Instructions to follow
Without the pictures, set down every line of the data exactly.

Recorded data:
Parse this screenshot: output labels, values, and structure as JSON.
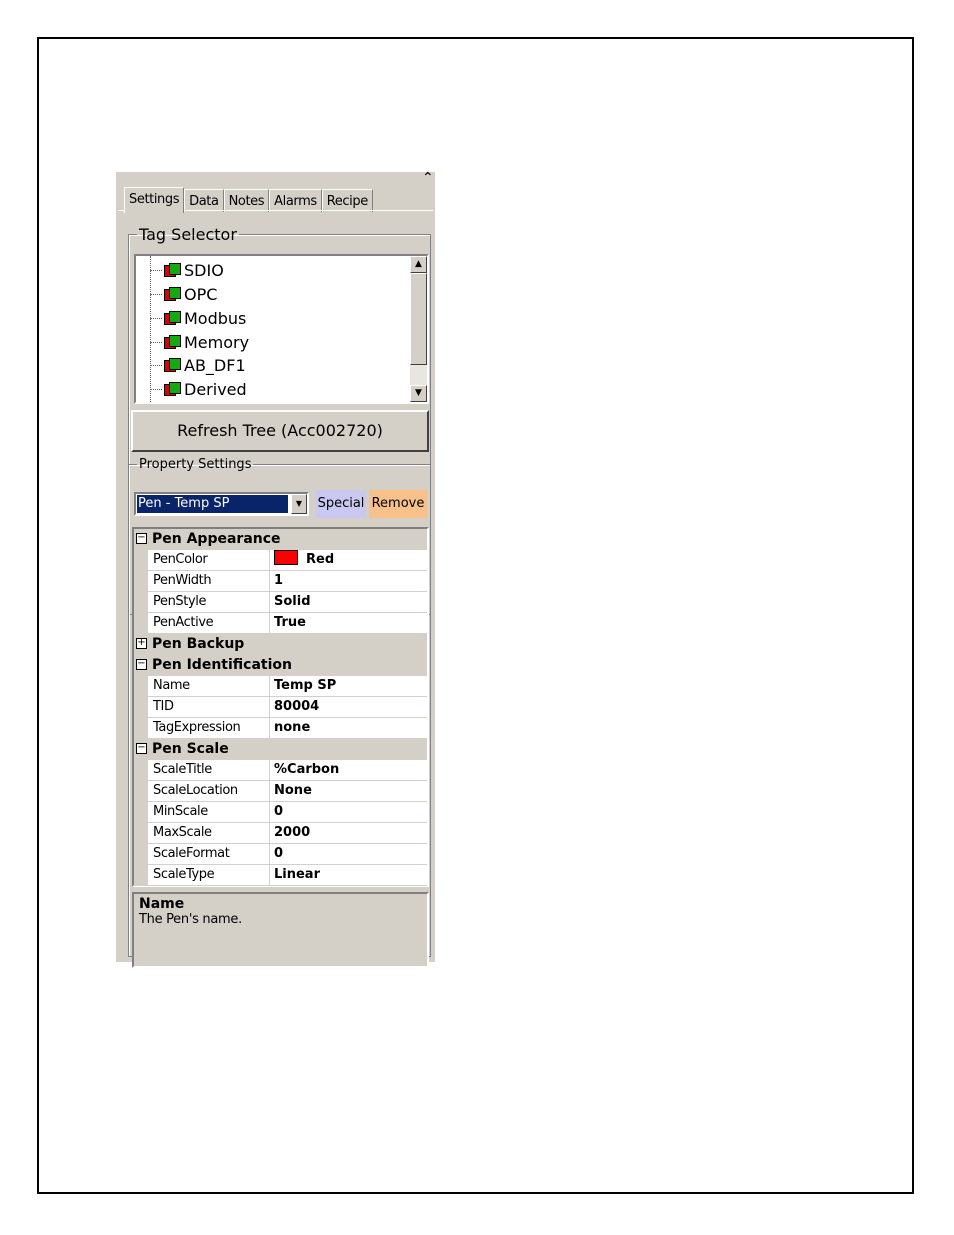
{
  "tabs": [
    "Settings",
    "Data",
    "Notes",
    "Alarms",
    "Recipe"
  ],
  "tag_selector": {
    "legend": "Tag Selector",
    "items": [
      "SDIO",
      "OPC",
      "Modbus",
      "Memory",
      "AB_DF1",
      "Derived"
    ]
  },
  "refresh_button": "Refresh Tree (Acc002720)",
  "property_settings": {
    "legend": "Property Settings",
    "selected_pen": "Pen - Temp SP",
    "special_label": "Special",
    "remove_label": "Remove",
    "special_color": "#c8c8f0",
    "remove_color": "#f8c08a"
  },
  "grid": {
    "pen_appearance": {
      "label": "Pen Appearance",
      "rows": [
        {
          "name": "PenColor",
          "value": "Red"
        },
        {
          "name": "PenWidth",
          "value": "1"
        },
        {
          "name": "PenStyle",
          "value": "Solid"
        },
        {
          "name": "PenActive",
          "value": "True"
        }
      ]
    },
    "pen_backup": {
      "label": "Pen Backup"
    },
    "pen_identification": {
      "label": "Pen Identification",
      "rows": [
        {
          "name": "Name",
          "value": "Temp SP"
        },
        {
          "name": "TID",
          "value": "80004"
        },
        {
          "name": "TagExpression",
          "value": "none"
        }
      ]
    },
    "pen_scale": {
      "label": "Pen Scale",
      "rows": [
        {
          "name": "ScaleTitle",
          "value": "%Carbon"
        },
        {
          "name": "ScaleLocation",
          "value": "None"
        },
        {
          "name": "MinScale",
          "value": "0"
        },
        {
          "name": "MaxScale",
          "value": "2000"
        },
        {
          "name": "ScaleFormat",
          "value": "0"
        },
        {
          "name": "ScaleType",
          "value": "Linear"
        }
      ]
    }
  },
  "help": {
    "title": "Name",
    "description": "The Pen's name."
  },
  "colors": {
    "pen_color_swatch": "#ff0000",
    "selection": "#0a246a",
    "panel": "#d4d0c8"
  }
}
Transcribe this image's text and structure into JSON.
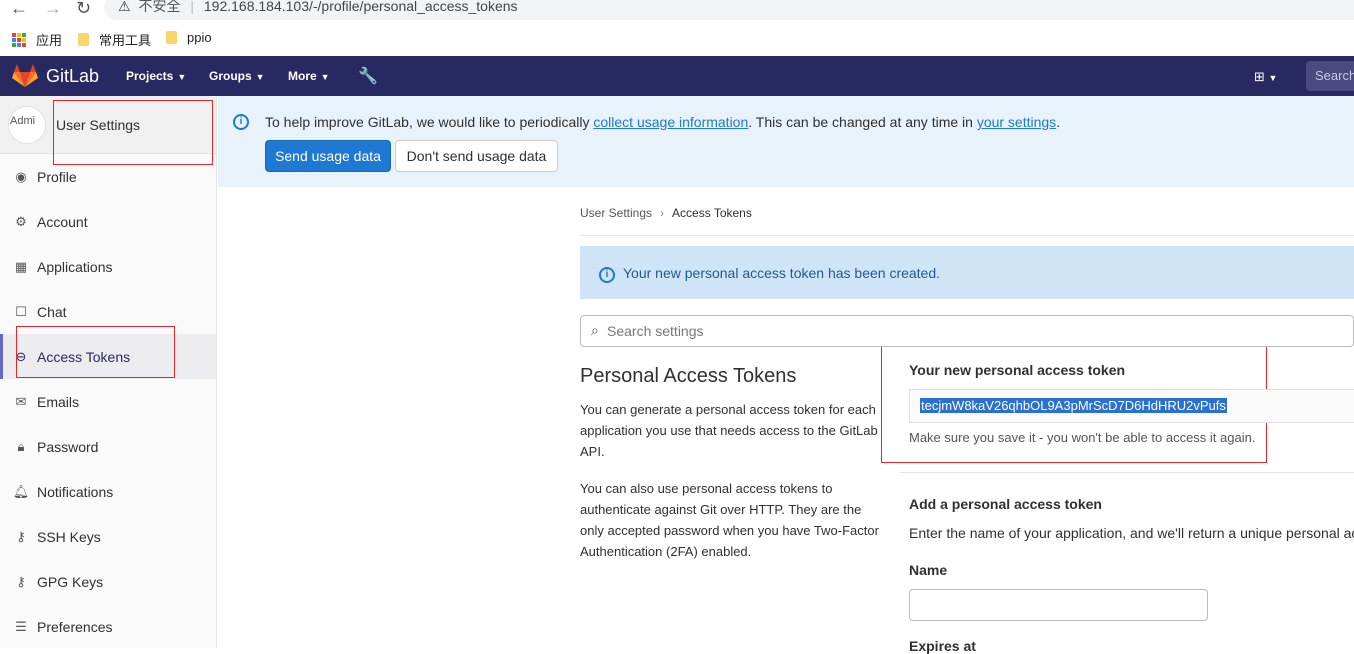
{
  "browser": {
    "security_label": "不安全",
    "url": "192.168.184.103/-/profile/personal_access_tokens",
    "bookmarks": [
      "应用",
      "常用工具",
      "ppio"
    ]
  },
  "topnav": {
    "brand": "GitLab",
    "items": [
      "Projects",
      "Groups",
      "More"
    ],
    "search_placeholder": "Search"
  },
  "sidebar": {
    "avatar_alt": "Admi",
    "title": "User Settings",
    "items": [
      {
        "label": "Profile",
        "icon": "profile-icon"
      },
      {
        "label": "Account",
        "icon": "account-icon"
      },
      {
        "label": "Applications",
        "icon": "applications-icon"
      },
      {
        "label": "Chat",
        "icon": "chat-icon"
      },
      {
        "label": "Access Tokens",
        "icon": "token-icon",
        "active": true
      },
      {
        "label": "Emails",
        "icon": "email-icon"
      },
      {
        "label": "Password",
        "icon": "lock-icon"
      },
      {
        "label": "Notifications",
        "icon": "bell-icon"
      },
      {
        "label": "SSH Keys",
        "icon": "key-icon"
      },
      {
        "label": "GPG Keys",
        "icon": "key-icon"
      },
      {
        "label": "Preferences",
        "icon": "preferences-icon"
      }
    ]
  },
  "banner": {
    "text_before": "To help improve GitLab, we would like to periodically ",
    "link1": "collect usage information",
    "text_middle": ". This can be changed at any time in ",
    "link2": "your settings",
    "text_after": ".",
    "send_button": "Send usage data",
    "dont_send_button": "Don't send usage data"
  },
  "breadcrumb": {
    "parent": "User Settings",
    "current": "Access Tokens"
  },
  "alert": {
    "text": "Your new personal access token has been created."
  },
  "search": {
    "placeholder": "Search settings"
  },
  "section": {
    "title": "Personal Access Tokens",
    "desc1": "You can generate a personal access token for each application you use that needs access to the GitLab API.",
    "desc2": "You can also use personal access tokens to authenticate against Git over HTTP. They are the only accepted password when you have Two-Factor Authentication (2FA) enabled."
  },
  "token": {
    "label": "Your new personal access token",
    "value": "tecjmW8kaV26qhbOL9A3pMrScD7D6HdHRU2vPufs",
    "help": "Make sure you save it - you won't be able to access it again."
  },
  "add_token": {
    "title": "Add a personal access token",
    "desc": "Enter the name of your application, and we'll return a unique personal ac",
    "name_label": "Name",
    "expires_label": "Expires at"
  },
  "colors": {
    "nav_bg": "#292961",
    "primary": "#1f78d1",
    "highlight_box": "#e0282e"
  }
}
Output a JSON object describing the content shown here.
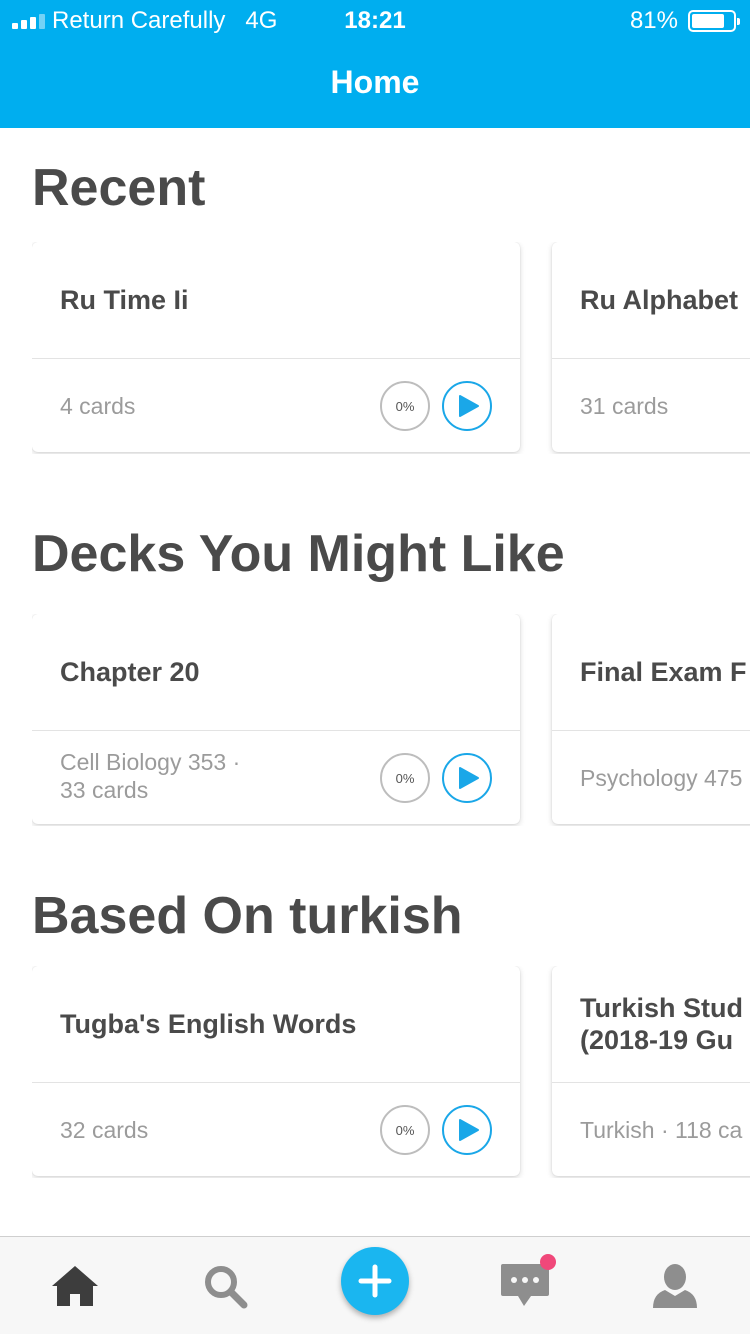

Full solution
Parse this screenshot: output labels, values, and structure as JSON.
{
  "tabs": [
    "Settings",
    "Data",
    "Notes",
    "Alarms",
    "Recipe"
  ],
  "tag_selector": {
    "legend": "Tag Selector",
    "items": [
      "SDIO",
      "OPC",
      "Modbus",
      "Memory",
      "AB_DF1",
      "Derived"
    ]
  },
  "refresh_button": "Refresh Tree (Acc002720)",
  "property_settings": {
    "legend": "Property Settings",
    "selected_pen": "Pen - Temp SP",
    "special_label": "Special",
    "remove_label": "Remove",
    "special_color": "#c8c8f0",
    "remove_color": "#f8c08a"
  },
  "grid": {
    "pen_appearance": {
      "label": "Pen Appearance",
      "rows": [
        {
          "name": "PenColor",
          "value": "Red"
        },
        {
          "name": "PenWidth",
          "value": "1"
        },
        {
          "name": "PenStyle",
          "value": "Solid"
        },
        {
          "name": "PenActive",
          "value": "True"
        }
      ]
    },
    "pen_backup": {
      "label": "Pen Backup"
    },
    "pen_identification": {
      "label": "Pen Identification",
      "rows": [
        {
          "name": "Name",
          "value": "Temp SP"
        },
        {
          "name": "TID",
          "value": "80004"
        },
        {
          "name": "TagExpression",
          "value": "none"
        }
      ]
    },
    "pen_scale": {
      "label": "Pen Scale",
      "rows": [
        {
          "name": "ScaleTitle",
          "value": "%Carbon"
        },
        {
          "name": "ScaleLocation",
          "value": "None"
        },
        {
          "name": "MinScale",
          "value": "0"
        },
        {
          "name": "MaxScale",
          "value": "2000"
        },
        {
          "name": "ScaleFormat",
          "value": "0"
        },
        {
          "name": "ScaleType",
          "value": "Linear"
        }
      ]
    }
  },
  "help": {
    "title": "Name",
    "description": "The Pen's name."
  },
  "colors": {
    "pen_color_swatch": "#ff0000",
    "selection": "#0a246a",
    "panel": "#d4d0c8"
  }
}
Transcribe this image's text and structure into JSON.
{
  "browser": {
    "security_label": "不安全",
    "url": "192.168.184.103/-/profile/personal_access_tokens",
    "bookmarks": [
      "应用",
      "常用工具",
      "ppio"
    ]
  },
  "topnav": {
    "brand": "GitLab",
    "items": [
      "Projects",
      "Groups",
      "More"
    ],
    "search_placeholder": "Search"
  },
  "sidebar": {
    "avatar_alt": "Admi",
    "title": "User Settings",
    "items": [
      {
        "label": "Profile",
        "icon": "profile-icon"
      },
      {
        "label": "Account",
        "icon": "account-icon"
      },
      {
        "label": "Applications",
        "icon": "applications-icon"
      },
      {
        "label": "Chat",
        "icon": "chat-icon"
      },
      {
        "label": "Access Tokens",
        "icon": "token-icon",
        "active": true
      },
      {
        "label": "Emails",
        "icon": "email-icon"
      },
      {
        "label": "Password",
        "icon": "lock-icon"
      },
      {
        "label": "Notifications",
        "icon": "bell-icon"
      },
      {
        "label": "SSH Keys",
        "icon": "key-icon"
      },
      {
        "label": "GPG Keys",
        "icon": "key-icon"
      },
      {
        "label": "Preferences",
        "icon": "preferences-icon"
      }
    ]
  },
  "banner": {
    "text_before": "To help improve GitLab, we would like to periodically ",
    "link1": "collect usage information",
    "text_middle": ". This can be changed at any time in ",
    "link2": "your settings",
    "text_after": ".",
    "send_button": "Send usage data",
    "dont_send_button": "Don't send usage data"
  },
  "breadcrumb": {
    "parent": "User Settings",
    "current": "Access Tokens"
  },
  "alert": {
    "text": "Your new personal access token has been created."
  },
  "search": {
    "placeholder": "Search settings"
  },
  "section": {
    "title": "Personal Access Tokens",
    "desc1": "You can generate a personal access token for each application you use that needs access to the GitLab API.",
    "desc2": "You can also use personal access tokens to authenticate against Git over HTTP. They are the only accepted password when you have Two-Factor Authentication (2FA) enabled."
  },
  "token": {
    "label": "Your new personal access token",
    "value": "tecjmW8kaV26qhbOL9A3pMrScD7D6HdHRU2vPufs",
    "help": "Make sure you save it - you won't be able to access it again."
  },
  "add_token": {
    "title": "Add a personal access token",
    "desc": "Enter the name of your application, and we'll return a unique personal ac",
    "name_label": "Name",
    "expires_label": "Expires at"
  },
  "colors": {
    "nav_bg": "#292961",
    "primary": "#1f78d1",
    "highlight_box": "#e0282e"
  }
}
Output a JSON object describing the content shown here.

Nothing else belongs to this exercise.